YOUR INSTRUCTIONS: Write the listing below out again exactly, dropping the images.

--- Start of INPUT RECORDS ---

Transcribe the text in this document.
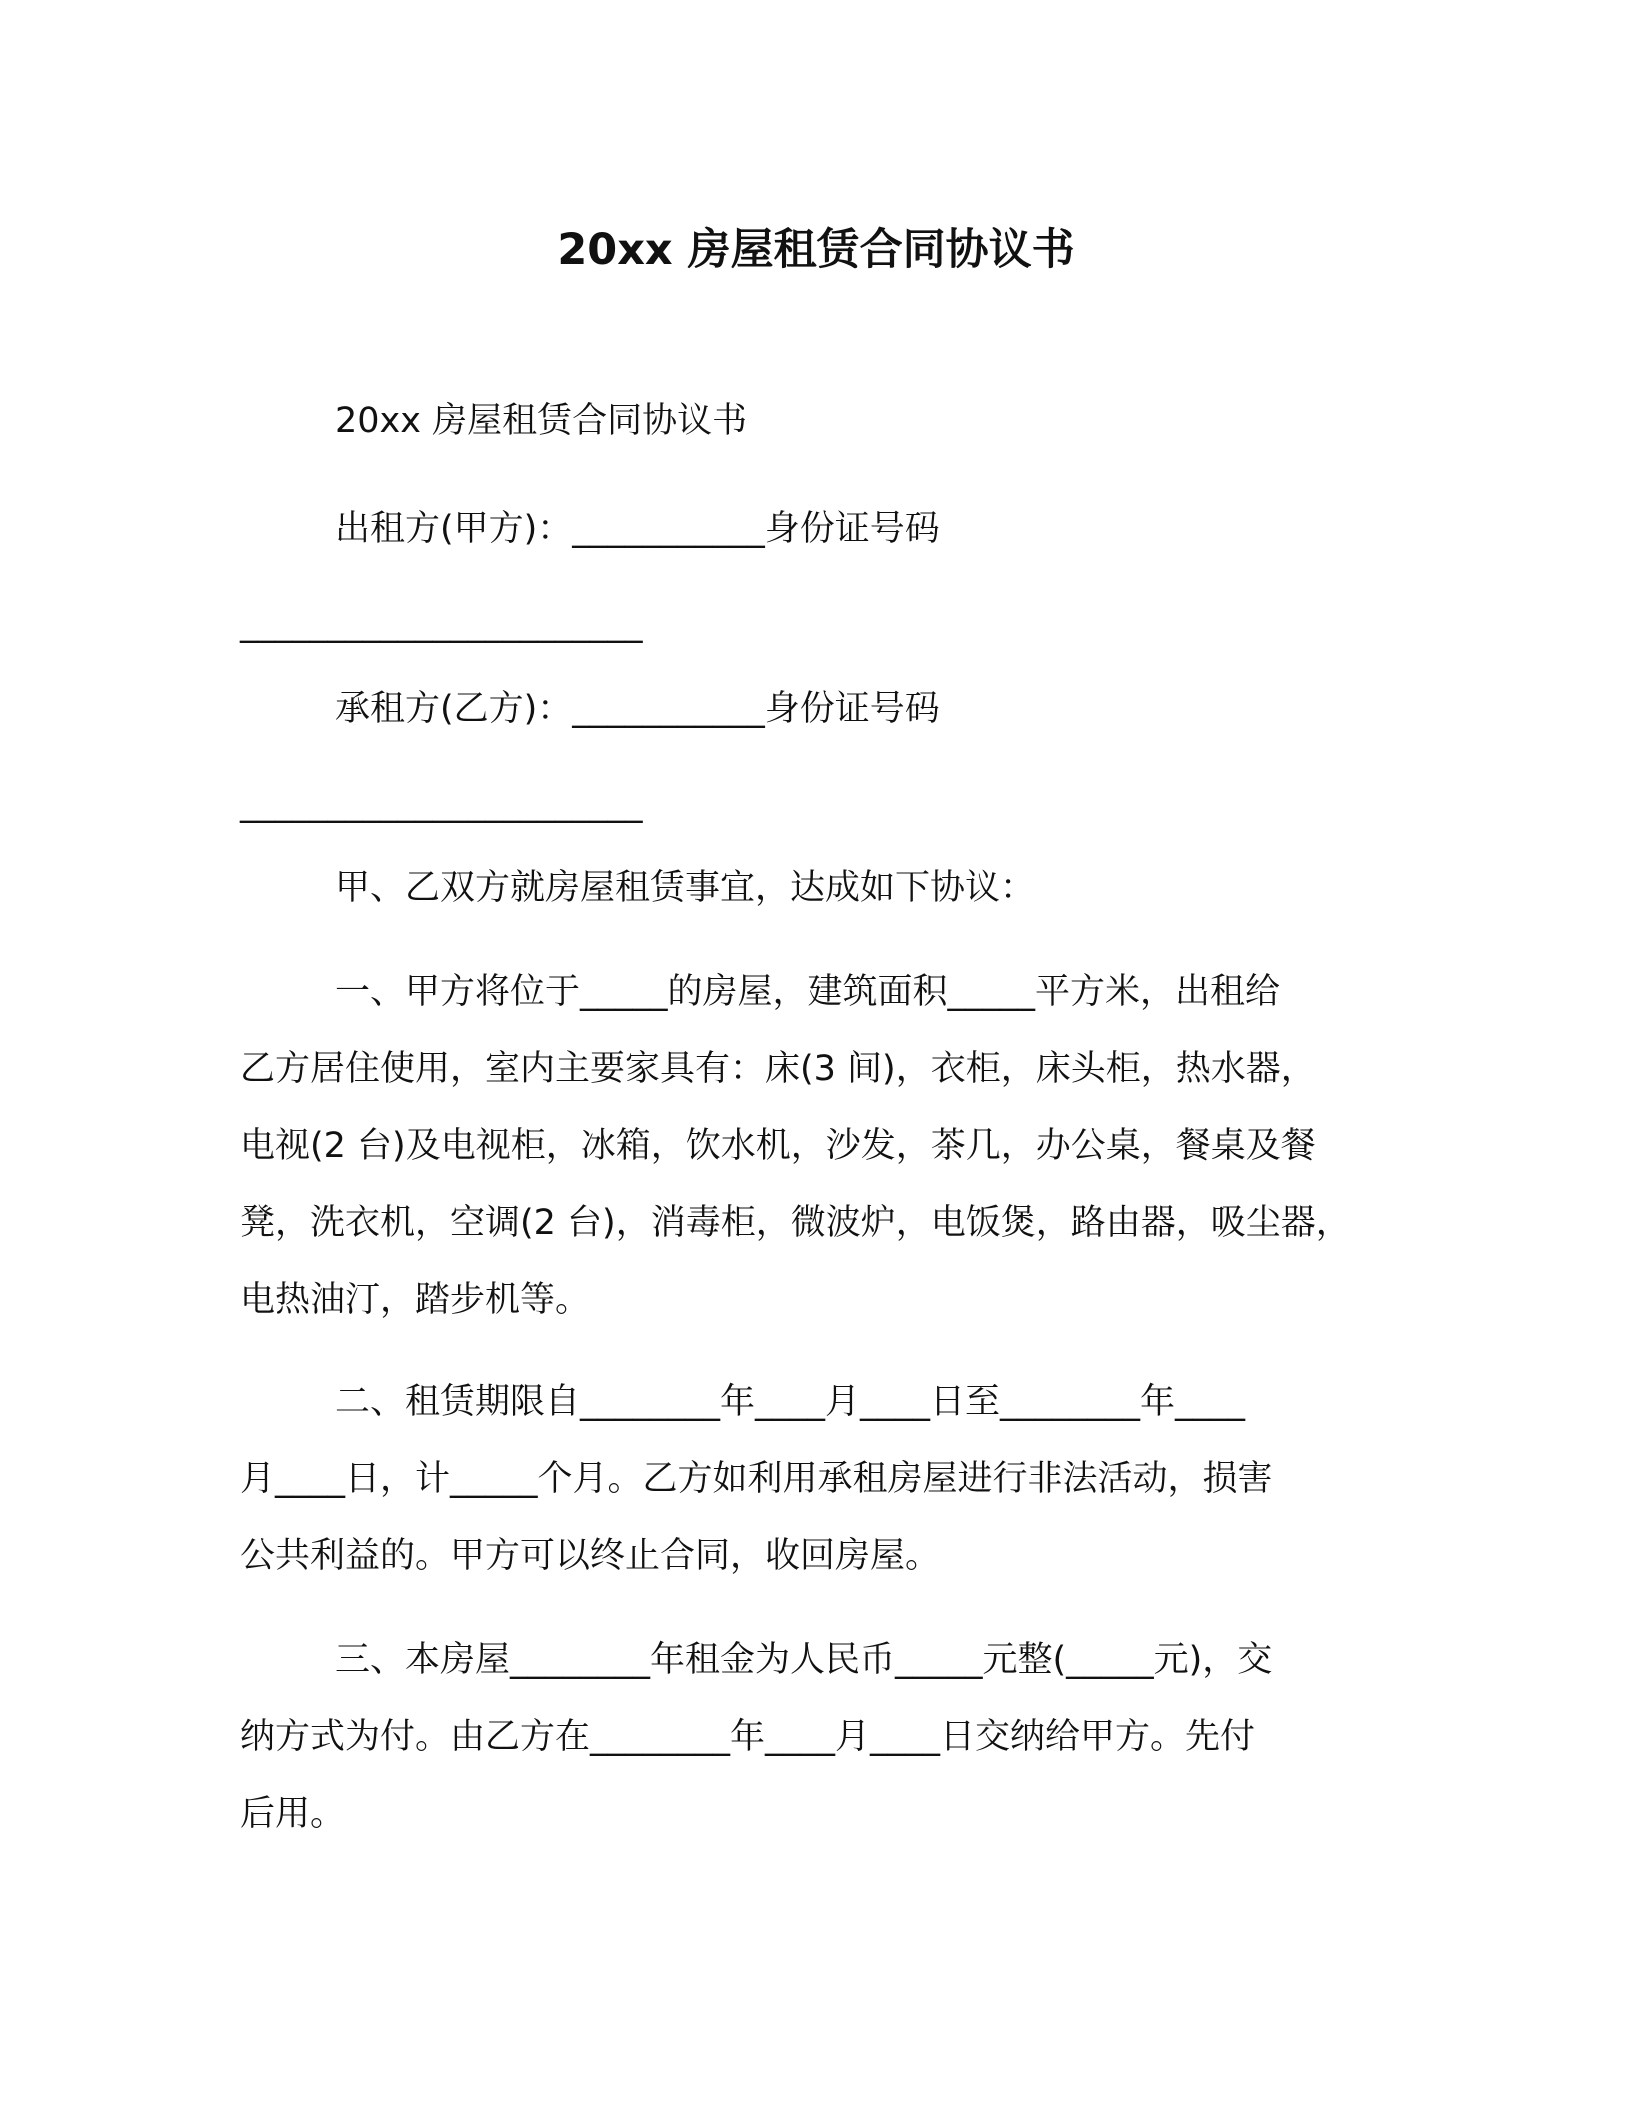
20xx 房屋租赁合同协议书
20xx 房屋租赁合同协议书
出租方(甲方)：___________身份证号码
_______________________
承租方(乙方)：___________身份证号码
_______________________
甲、乙双方就房屋租赁事宜，达成如下协议：
一、甲方将位于_____的房屋，建筑面积_____平方米，出租给
乙方居住使用，室内主要家具有：床(3 间)，衣柜，床头柜，热水器，
电视(2 台)及电视柜，冰箱，饮水机，沙发，茶几，办公桌，餐桌及餐
凳，洗衣机，空调(2 台)，消毒柜，微波炉，电饭煲，路由器，吸尘器，
电热油汀，踏步机等。
二、租赁期限自________年____月____日至________年____
月____日，计_____个月。乙方如利用承租房屋进行非法活动，损害
公共利益的。甲方可以终止合同，收回房屋。
三、本房屋________年租金为人民币_____元整(_____元)，交
纳方式为付。由乙方在________年____月____日交纳给甲方。先付
后用。
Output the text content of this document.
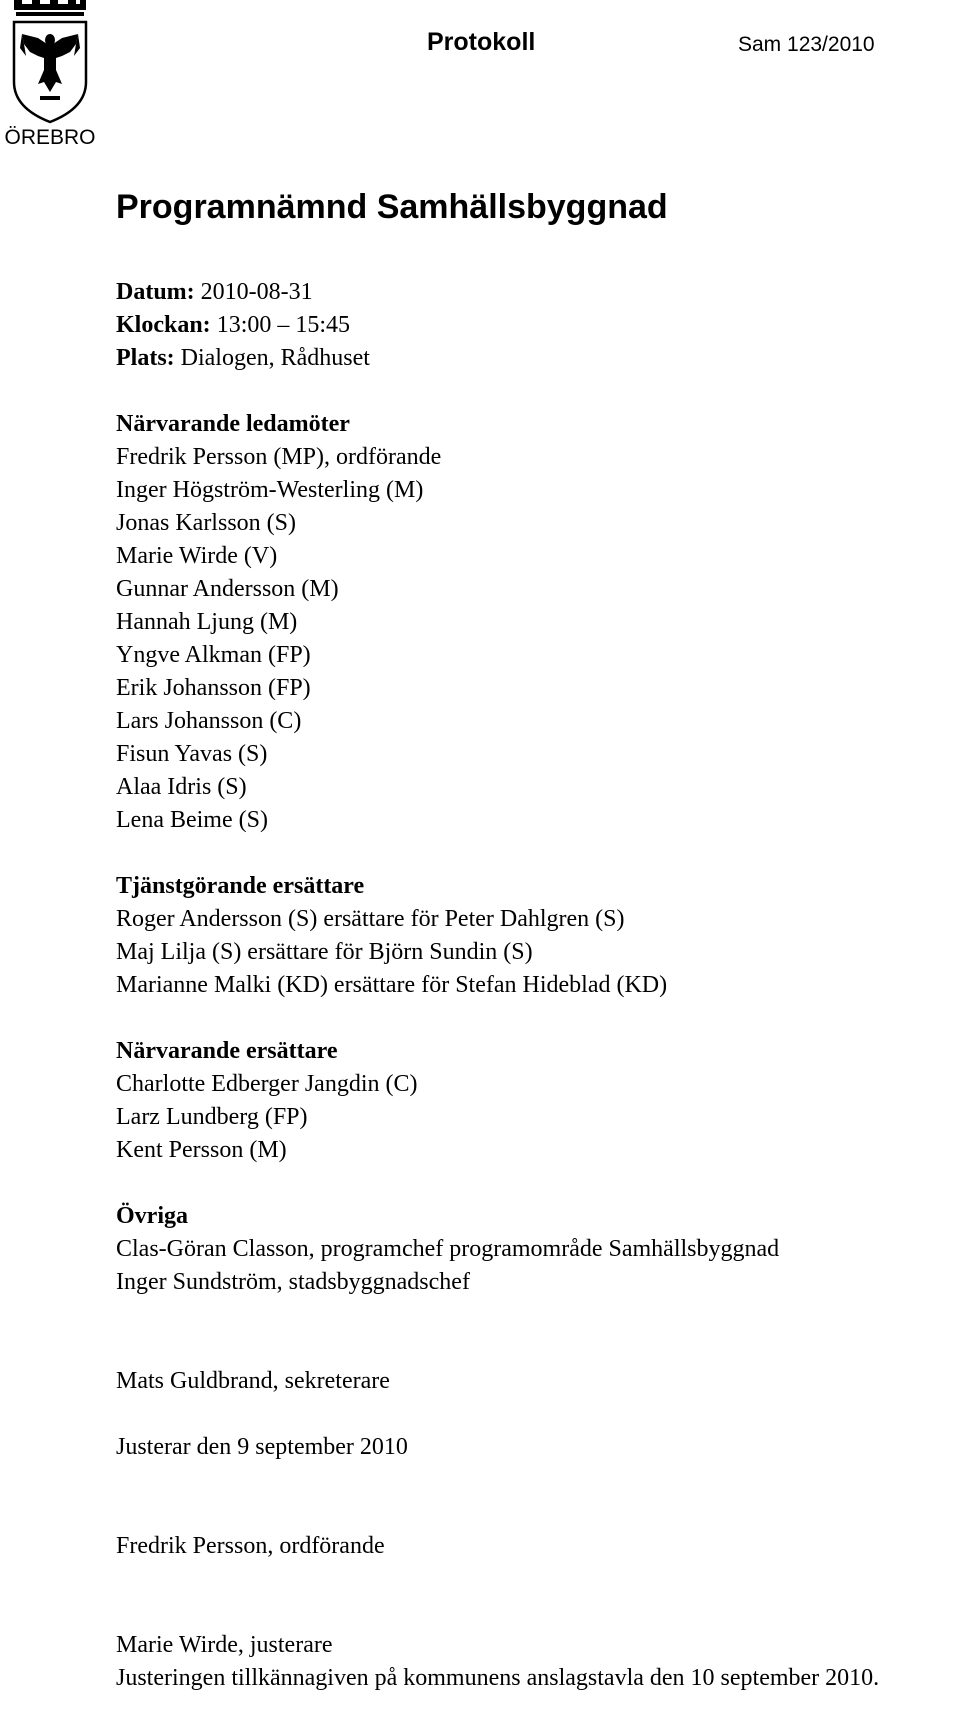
ÖREBRO
Protokoll	Sam 123/2010
Programnämnd Samhällsbyggnad
Datum: 2010-08-31
Klockan: 13:00 – 15:45
Plats: Dialogen, Rådhuset
Närvarande ledamöter
Fredrik Persson (MP), ordförande
Inger Högström-Westerling (M)
Jonas Karlsson (S)
Marie Wirde (V)
Gunnar Andersson (M)
Hannah Ljung (M)
Yngve Alkman (FP)
Erik Johansson (FP)
Lars Johansson (C)
Fisun Yavas (S)
Alaa Idris (S)
Lena Beime (S)
Tjänstgörande ersättare
Roger Andersson (S) ersättare för Peter Dahlgren (S)
Maj Lilja (S) ersättare för Björn Sundin (S)
Marianne Malki (KD) ersättare för Stefan Hideblad (KD)
Närvarande ersättare
Charlotte Edberger Jangdin (C)
Larz Lundberg (FP)
Kent Persson (M)
Övriga
Clas-Göran Classon, programchef programområde Samhällsbyggnad
Inger Sundström, stadsbyggnadschef
Mats Guldbrand, sekreterare
Justerar den 9 september 2010
Fredrik Persson, ordförande
Marie Wirde, justerare
Justeringen tillkännagiven på kommunens anslagstavla den 10 september 2010.
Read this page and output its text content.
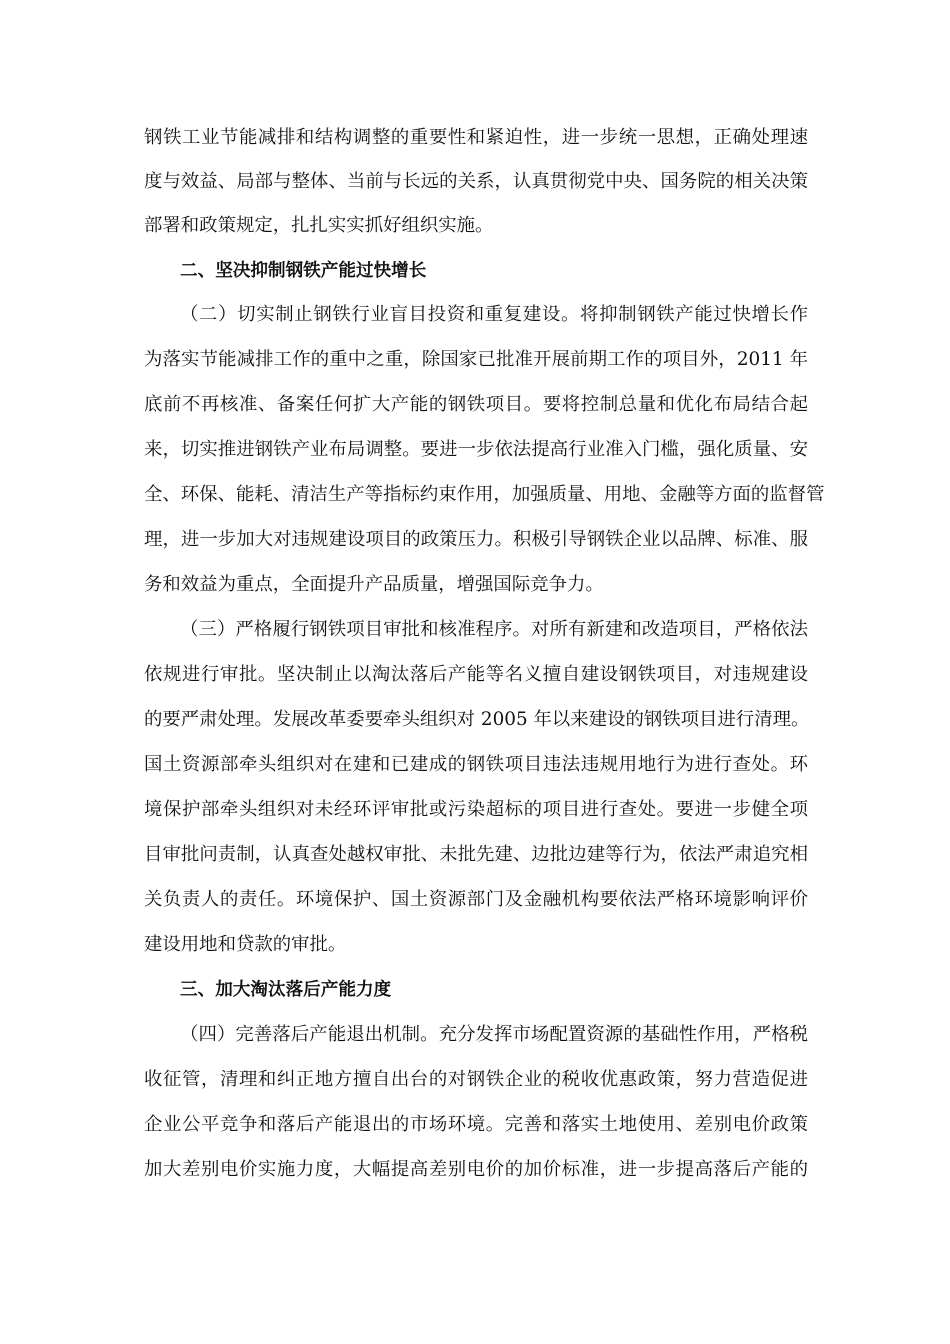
钢铁工业节能减排和结构调整的重要性和紧迫性，进一步统一思想，正确处理速
度与效益、局部与整体、当前与长远的关系，认真贯彻党中央、国务院的相关决策
部署和政策规定，扎扎实实抓好组织实施。
二、坚决抑制钢铁产能过快增长
（二）切实制止钢铁行业盲目投资和重复建设。将抑制钢铁产能过快增长作
为落实节能减排工作的重中之重，除国家已批准开展前期工作的项目外，2011 年
底前不再核准、备案任何扩大产能的钢铁项目。要将控制总量和优化布局结合起
来，切实推进钢铁产业布局调整。要进一步依法提高行业准入门槛，强化质量、安
全、环保、能耗、清洁生产等指标约束作用，加强质量、用地、金融等方面的监督管
理，进一步加大对违规建设项目的政策压力。积极引导钢铁企业以品牌、标准、服
务和效益为重点，全面提升产品质量，增强国际竞争力。
（三）严格履行钢铁项目审批和核准程序。对所有新建和改造项目，严格依法
依规进行审批。坚决制止以淘汰落后产能等名义擅自建设钢铁项目，对违规建设
的要严肃处理。发展改革委要牵头组织对 2005 年以来建设的钢铁项目进行清理。
国土资源部牵头组织对在建和已建成的钢铁项目违法违规用地行为进行查处。环
境保护部牵头组织对未经环评审批或污染超标的项目进行查处。要进一步健全项
目审批问责制，认真查处越权审批、未批先建、边批边建等行为，依法严肃追究相
关负责人的责任。环境保护、国土资源部门及金融机构要依法严格环境影响评价
建设用地和贷款的审批。
三、加大淘汰落后产能力度
（四）完善落后产能退出机制。充分发挥市场配置资源的基础性作用，严格税
收征管，清理和纠正地方擅自出台的对钢铁企业的税收优惠政策，努力营造促进
企业公平竞争和落后产能退出的市场环境。完善和落实土地使用、差别电价政策
加大差别电价实施力度，大幅提高差别电价的加价标准，进一步提高落后产能的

--- End of INPUT RECORDS ---

WRITTEN REPLY:
Transcribe the text in this document.
20xx 房屋租赁合同协议书
20xx 房屋租赁合同协议书
出租方(甲方)：___________身份证号码
_______________________
承租方(乙方)：___________身份证号码
_______________________
甲、乙双方就房屋租赁事宜，达成如下协议：
一、甲方将位于_____的房屋，建筑面积_____平方米，出租给
乙方居住使用，室内主要家具有：床(3 间)，衣柜，床头柜，热水器，
电视(2 台)及电视柜，冰箱，饮水机，沙发，茶几，办公桌，餐桌及餐
凳，洗衣机，空调(2 台)，消毒柜，微波炉，电饭煲，路由器，吸尘器，
电热油汀，踏步机等。
二、租赁期限自________年____月____日至________年____
月____日，计_____个月。乙方如利用承租房屋进行非法活动，损害
公共利益的。甲方可以终止合同，收回房屋。
三、本房屋________年租金为人民币_____元整(_____元)，交
纳方式为付。由乙方在________年____月____日交纳给甲方。先付
后用。
Output the text content of this document.
ÖREBRO
Protokoll	Sam 123/2010
Programnämnd Samhällsbyggnad
Datum: 2010-08-31
Klockan: 13:00 – 15:45
Plats: Dialogen, Rådhuset
Närvarande ledamöter
Fredrik Persson (MP), ordförande
Inger Högström-Westerling (M)
Jonas Karlsson (S)
Marie Wirde (V)
Gunnar Andersson (M)
Hannah Ljung (M)
Yngve Alkman (FP)
Erik Johansson (FP)
Lars Johansson (C)
Fisun Yavas (S)
Alaa Idris (S)
Lena Beime (S)
Tjänstgörande ersättare
Roger Andersson (S) ersättare för Peter Dahlgren (S)
Maj Lilja (S) ersättare för Björn Sundin (S)
Marianne Malki (KD) ersättare för Stefan Hideblad (KD)
Närvarande ersättare
Charlotte Edberger Jangdin (C)
Larz Lundberg (FP)
Kent Persson (M)
Övriga
Clas-Göran Classon, programchef programområde Samhällsbyggnad
Inger Sundström, stadsbyggnadschef
Mats Guldbrand, sekreterare
Justerar den 9 september 2010
Fredrik Persson, ordförande
Marie Wirde, justerare
Justeringen tillkännagiven på kommunens anslagstavla den 10 september 2010.
Read this page and output its text content.
钢铁工业节能减排和结构调整的重要性和紧迫性，进一步统一思想，正确处理速
度与效益、局部与整体、当前与长远的关系，认真贯彻党中央、国务院的相关决策
部署和政策规定，扎扎实实抓好组织实施。
二、坚决抑制钢铁产能过快增长
（二）切实制止钢铁行业盲目投资和重复建设。将抑制钢铁产能过快增长作
为落实节能减排工作的重中之重，除国家已批准开展前期工作的项目外，2011 年
底前不再核准、备案任何扩大产能的钢铁项目。要将控制总量和优化布局结合起
来，切实推进钢铁产业布局调整。要进一步依法提高行业准入门槛，强化质量、安
全、环保、能耗、清洁生产等指标约束作用，加强质量、用地、金融等方面的监督管
理，进一步加大对违规建设项目的政策压力。积极引导钢铁企业以品牌、标准、服
务和效益为重点，全面提升产品质量，增强国际竞争力。
（三）严格履行钢铁项目审批和核准程序。对所有新建和改造项目，严格依法
依规进行审批。坚决制止以淘汰落后产能等名义擅自建设钢铁项目，对违规建设
的要严肃处理。发展改革委要牵头组织对 2005 年以来建设的钢铁项目进行清理。
国土资源部牵头组织对在建和已建成的钢铁项目违法违规用地行为进行查处。环
境保护部牵头组织对未经环评审批或污染超标的项目进行查处。要进一步健全项
目审批问责制，认真查处越权审批、未批先建、边批边建等行为，依法严肃追究相
关负责人的责任。环境保护、国土资源部门及金融机构要依法严格环境影响评价
建设用地和贷款的审批。
三、加大淘汰落后产能力度
（四）完善落后产能退出机制。充分发挥市场配置资源的基础性作用，严格税
收征管，清理和纠正地方擅自出台的对钢铁企业的税收优惠政策，努力营造促进
企业公平竞争和落后产能退出的市场环境。完善和落实土地使用、差别电价政策
加大差别电价实施力度，大幅提高差别电价的加价标准，进一步提高落后产能的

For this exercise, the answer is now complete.